Data entries
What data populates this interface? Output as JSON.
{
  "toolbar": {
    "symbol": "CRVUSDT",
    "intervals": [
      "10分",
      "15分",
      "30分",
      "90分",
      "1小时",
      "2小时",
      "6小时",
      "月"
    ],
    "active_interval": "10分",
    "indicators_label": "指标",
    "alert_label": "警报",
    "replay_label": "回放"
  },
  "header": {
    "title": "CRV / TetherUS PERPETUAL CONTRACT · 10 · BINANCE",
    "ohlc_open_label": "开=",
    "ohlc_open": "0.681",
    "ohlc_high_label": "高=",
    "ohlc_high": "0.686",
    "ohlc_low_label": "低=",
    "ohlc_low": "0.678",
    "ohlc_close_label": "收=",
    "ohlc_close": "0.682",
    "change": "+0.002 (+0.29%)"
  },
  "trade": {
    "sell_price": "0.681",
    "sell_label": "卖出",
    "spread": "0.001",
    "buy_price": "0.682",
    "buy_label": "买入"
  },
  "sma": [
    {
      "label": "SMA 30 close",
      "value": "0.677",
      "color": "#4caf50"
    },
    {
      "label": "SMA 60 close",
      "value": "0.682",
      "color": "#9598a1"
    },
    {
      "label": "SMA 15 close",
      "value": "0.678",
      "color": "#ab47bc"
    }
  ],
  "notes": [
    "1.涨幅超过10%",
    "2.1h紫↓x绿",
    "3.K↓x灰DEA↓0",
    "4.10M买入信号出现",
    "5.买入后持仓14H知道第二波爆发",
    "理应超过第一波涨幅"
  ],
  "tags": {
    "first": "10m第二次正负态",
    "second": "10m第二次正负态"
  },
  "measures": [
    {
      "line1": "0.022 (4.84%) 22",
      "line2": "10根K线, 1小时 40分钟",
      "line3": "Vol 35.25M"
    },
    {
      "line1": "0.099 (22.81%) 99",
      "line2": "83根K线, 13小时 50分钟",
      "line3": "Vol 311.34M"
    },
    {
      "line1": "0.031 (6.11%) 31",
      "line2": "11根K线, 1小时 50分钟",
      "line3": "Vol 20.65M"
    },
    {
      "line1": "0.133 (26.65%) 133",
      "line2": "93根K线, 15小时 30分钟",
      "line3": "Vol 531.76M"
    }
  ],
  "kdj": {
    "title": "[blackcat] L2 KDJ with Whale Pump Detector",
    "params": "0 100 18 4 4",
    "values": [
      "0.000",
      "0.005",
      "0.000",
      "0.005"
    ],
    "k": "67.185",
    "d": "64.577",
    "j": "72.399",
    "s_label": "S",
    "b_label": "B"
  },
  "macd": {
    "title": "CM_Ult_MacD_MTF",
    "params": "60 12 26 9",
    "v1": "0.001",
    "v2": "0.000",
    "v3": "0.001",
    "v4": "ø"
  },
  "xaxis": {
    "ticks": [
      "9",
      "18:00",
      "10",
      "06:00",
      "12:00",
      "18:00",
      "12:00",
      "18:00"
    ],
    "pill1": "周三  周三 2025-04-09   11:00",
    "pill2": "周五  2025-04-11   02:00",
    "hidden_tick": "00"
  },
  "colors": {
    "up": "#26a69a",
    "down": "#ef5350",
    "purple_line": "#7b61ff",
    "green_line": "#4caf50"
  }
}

PROBLEM TO WORK ON -
Repeat each of the entries above precisely as given.

WRITTEN SOLUTION -
What data populates this interface? Output as JSON.
{
  "toolbar": {
    "symbol": "CRVUSDT",
    "intervals": [
      "10分",
      "15分",
      "30分",
      "90分",
      "1小时",
      "2小时",
      "6小时",
      "月"
    ],
    "active_interval": "10分",
    "indicators_label": "指标",
    "alert_label": "警报",
    "replay_label": "回放"
  },
  "header": {
    "title": "CRV / TetherUS PERPETUAL CONTRACT · 10 · BINANCE",
    "ohlc_open_label": "开=",
    "ohlc_open": "0.681",
    "ohlc_high_label": "高=",
    "ohlc_high": "0.686",
    "ohlc_low_label": "低=",
    "ohlc_low": "0.678",
    "ohlc_close_label": "收=",
    "ohlc_close": "0.682",
    "change": "+0.002 (+0.29%)"
  },
  "trade": {
    "sell_price": "0.681",
    "sell_label": "卖出",
    "spread": "0.001",
    "buy_price": "0.682",
    "buy_label": "买入"
  },
  "sma": [
    {
      "label": "SMA 30 close",
      "value": "0.677",
      "color": "#4caf50"
    },
    {
      "label": "SMA 60 close",
      "value": "0.682",
      "color": "#9598a1"
    },
    {
      "label": "SMA 15 close",
      "value": "0.678",
      "color": "#ab47bc"
    }
  ],
  "notes": [
    "1.涨幅超过10%",
    "2.1h紫↓x绿",
    "3.K↓x灰DEA↓0",
    "4.10M买入信号出现",
    "5.买入后持仓14H知道第二波爆发",
    "理应超过第一波涨幅"
  ],
  "tags": {
    "first": "10m第二次正负态",
    "second": "10m第二次正负态"
  },
  "measures": [
    {
      "line1": "0.022 (4.84%) 22",
      "line2": "10根K线, 1小时 40分钟",
      "line3": "Vol 35.25M"
    },
    {
      "line1": "0.099 (22.81%) 99",
      "line2": "83根K线, 13小时 50分钟",
      "line3": "Vol 311.34M"
    },
    {
      "line1": "0.031 (6.11%) 31",
      "line2": "11根K线, 1小时 50分钟",
      "line3": "Vol 20.65M"
    },
    {
      "line1": "0.133 (26.65%) 133",
      "line2": "93根K线, 15小时 30分钟",
      "line3": "Vol 531.76M"
    }
  ],
  "kdj": {
    "title": "[blackcat] L2 KDJ with Whale Pump Detector",
    "params": "0 100 18 4 4",
    "values": [
      "0.000",
      "0.005",
      "0.000",
      "0.005"
    ],
    "k": "67.185",
    "d": "64.577",
    "j": "72.399",
    "s_label": "S",
    "b_label": "B"
  },
  "macd": {
    "title": "CM_Ult_MacD_MTF",
    "params": "60 12 26 9",
    "v1": "0.001",
    "v2": "0.000",
    "v3": "0.001",
    "v4": "ø"
  },
  "xaxis": {
    "ticks": [
      "9",
      "18:00",
      "10",
      "06:00",
      "12:00",
      "18:00",
      "12:00",
      "18:00"
    ],
    "pill1": "周三  周三 2025-04-09   11:00",
    "pill2": "周五  2025-04-11   02:00",
    "hidden_tick": "00"
  },
  "colors": {
    "up": "#26a69a",
    "down": "#ef5350",
    "purple_line": "#7b61ff",
    "green_line": "#4caf50"
  }
}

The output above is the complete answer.